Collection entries
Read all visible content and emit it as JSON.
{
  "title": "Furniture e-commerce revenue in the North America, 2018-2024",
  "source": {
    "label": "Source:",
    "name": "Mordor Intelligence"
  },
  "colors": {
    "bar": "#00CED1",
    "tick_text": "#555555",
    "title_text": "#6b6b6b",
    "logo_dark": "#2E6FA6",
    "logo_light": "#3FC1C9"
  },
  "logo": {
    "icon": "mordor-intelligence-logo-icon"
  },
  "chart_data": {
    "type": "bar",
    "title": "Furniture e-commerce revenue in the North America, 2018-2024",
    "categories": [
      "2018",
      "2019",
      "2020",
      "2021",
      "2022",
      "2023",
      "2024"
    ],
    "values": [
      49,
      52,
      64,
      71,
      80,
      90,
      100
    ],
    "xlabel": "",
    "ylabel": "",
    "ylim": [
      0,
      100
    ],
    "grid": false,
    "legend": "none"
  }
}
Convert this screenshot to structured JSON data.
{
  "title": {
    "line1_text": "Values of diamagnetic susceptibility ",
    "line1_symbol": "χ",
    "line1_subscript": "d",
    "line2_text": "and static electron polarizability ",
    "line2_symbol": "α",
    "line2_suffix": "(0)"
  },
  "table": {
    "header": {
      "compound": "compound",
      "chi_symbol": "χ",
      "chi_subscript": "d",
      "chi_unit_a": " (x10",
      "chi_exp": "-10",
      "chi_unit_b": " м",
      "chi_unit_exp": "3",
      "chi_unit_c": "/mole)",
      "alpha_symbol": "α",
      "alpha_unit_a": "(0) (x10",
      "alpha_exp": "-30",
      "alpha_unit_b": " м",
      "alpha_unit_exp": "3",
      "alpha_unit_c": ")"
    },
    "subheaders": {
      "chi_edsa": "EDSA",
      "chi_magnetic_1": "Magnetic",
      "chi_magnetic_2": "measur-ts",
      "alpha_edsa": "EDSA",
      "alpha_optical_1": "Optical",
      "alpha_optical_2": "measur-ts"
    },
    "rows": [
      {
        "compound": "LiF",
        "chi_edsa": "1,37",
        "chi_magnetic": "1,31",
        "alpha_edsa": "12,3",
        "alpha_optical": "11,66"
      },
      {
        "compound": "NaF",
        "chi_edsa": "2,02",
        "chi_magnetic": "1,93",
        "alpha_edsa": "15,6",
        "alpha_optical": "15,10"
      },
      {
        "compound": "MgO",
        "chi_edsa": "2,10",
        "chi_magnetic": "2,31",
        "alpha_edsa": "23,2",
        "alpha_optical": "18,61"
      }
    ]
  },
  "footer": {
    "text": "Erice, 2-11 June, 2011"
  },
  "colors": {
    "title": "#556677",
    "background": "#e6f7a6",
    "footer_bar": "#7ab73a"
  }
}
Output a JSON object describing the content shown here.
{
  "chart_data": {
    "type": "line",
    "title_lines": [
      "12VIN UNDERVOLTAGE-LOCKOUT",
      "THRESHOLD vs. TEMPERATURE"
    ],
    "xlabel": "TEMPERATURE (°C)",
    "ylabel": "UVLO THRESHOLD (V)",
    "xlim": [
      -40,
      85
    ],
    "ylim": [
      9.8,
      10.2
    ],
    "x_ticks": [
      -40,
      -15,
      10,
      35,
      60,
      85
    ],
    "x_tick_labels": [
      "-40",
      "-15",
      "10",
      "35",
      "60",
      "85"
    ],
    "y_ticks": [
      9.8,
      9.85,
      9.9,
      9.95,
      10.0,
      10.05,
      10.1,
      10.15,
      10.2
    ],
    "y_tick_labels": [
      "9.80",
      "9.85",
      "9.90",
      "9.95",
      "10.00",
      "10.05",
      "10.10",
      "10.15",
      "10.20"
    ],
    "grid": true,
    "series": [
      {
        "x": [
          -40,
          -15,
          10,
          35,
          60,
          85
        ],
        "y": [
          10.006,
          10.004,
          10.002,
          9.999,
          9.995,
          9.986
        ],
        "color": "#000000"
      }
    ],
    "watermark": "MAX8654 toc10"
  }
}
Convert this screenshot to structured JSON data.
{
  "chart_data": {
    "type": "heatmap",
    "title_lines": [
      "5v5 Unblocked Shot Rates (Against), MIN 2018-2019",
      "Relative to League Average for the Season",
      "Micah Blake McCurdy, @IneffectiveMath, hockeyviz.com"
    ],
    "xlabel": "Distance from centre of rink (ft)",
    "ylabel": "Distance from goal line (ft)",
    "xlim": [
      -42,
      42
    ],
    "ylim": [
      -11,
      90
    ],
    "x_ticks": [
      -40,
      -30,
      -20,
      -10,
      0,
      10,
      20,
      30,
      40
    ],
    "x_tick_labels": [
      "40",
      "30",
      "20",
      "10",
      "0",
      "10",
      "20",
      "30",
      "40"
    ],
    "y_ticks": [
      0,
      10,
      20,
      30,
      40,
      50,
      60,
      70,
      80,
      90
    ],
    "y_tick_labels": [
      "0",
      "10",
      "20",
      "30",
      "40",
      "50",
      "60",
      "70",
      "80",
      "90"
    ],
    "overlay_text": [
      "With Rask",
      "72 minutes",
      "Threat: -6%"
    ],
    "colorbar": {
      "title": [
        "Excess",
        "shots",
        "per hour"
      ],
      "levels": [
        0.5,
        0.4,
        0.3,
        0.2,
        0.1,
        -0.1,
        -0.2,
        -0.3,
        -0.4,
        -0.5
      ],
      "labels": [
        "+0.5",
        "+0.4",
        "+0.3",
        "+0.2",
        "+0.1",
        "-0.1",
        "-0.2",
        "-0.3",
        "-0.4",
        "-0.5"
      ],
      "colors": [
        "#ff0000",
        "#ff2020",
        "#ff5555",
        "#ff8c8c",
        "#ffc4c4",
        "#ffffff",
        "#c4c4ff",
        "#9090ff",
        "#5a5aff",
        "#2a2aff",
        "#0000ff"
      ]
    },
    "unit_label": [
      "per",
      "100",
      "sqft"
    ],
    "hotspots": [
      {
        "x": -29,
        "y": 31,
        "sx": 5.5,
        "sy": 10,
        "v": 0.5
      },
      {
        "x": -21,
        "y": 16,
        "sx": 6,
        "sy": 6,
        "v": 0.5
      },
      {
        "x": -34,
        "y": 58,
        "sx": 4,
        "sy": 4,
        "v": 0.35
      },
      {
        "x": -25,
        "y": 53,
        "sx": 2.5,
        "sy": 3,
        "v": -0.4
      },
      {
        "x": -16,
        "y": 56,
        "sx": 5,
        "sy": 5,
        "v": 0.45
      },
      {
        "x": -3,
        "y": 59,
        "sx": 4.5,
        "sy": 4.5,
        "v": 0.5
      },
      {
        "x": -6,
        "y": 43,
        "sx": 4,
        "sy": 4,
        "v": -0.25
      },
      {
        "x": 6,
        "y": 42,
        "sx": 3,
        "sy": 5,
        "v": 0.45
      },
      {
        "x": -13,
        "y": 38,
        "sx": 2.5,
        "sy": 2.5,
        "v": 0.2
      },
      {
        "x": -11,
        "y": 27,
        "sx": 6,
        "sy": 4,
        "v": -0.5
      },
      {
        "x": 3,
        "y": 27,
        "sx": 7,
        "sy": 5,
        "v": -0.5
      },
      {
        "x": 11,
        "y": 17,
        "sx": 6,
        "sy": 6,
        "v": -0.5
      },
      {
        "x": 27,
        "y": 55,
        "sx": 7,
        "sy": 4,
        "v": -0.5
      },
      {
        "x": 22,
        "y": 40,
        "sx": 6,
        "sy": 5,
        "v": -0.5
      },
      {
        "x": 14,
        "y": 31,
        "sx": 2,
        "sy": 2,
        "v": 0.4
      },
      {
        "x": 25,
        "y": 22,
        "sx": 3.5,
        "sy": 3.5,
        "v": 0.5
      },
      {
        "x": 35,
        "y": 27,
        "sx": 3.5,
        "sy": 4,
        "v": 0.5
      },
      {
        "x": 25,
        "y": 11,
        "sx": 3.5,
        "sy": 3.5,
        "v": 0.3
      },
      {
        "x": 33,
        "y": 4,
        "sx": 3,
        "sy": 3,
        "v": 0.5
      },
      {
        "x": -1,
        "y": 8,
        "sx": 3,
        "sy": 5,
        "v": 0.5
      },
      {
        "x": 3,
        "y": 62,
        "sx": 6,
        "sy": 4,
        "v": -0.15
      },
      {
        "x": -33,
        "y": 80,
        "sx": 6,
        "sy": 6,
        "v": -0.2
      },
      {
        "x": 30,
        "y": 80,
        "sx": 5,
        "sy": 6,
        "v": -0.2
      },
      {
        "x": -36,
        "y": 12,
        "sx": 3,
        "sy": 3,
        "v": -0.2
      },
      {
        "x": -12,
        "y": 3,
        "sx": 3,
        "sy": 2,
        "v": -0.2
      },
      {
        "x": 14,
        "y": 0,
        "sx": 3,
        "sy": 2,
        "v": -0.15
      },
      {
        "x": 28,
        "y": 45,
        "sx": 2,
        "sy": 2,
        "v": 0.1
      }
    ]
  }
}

STATED PROBLEM:
Copy out every line with the word "revenue".

FINISHED TASK:
  "title": "Furniture e-commerce revenue in the North America, 2018-2024",
    "title": "Furniture e-commerce revenue in the North America, 2018-2024",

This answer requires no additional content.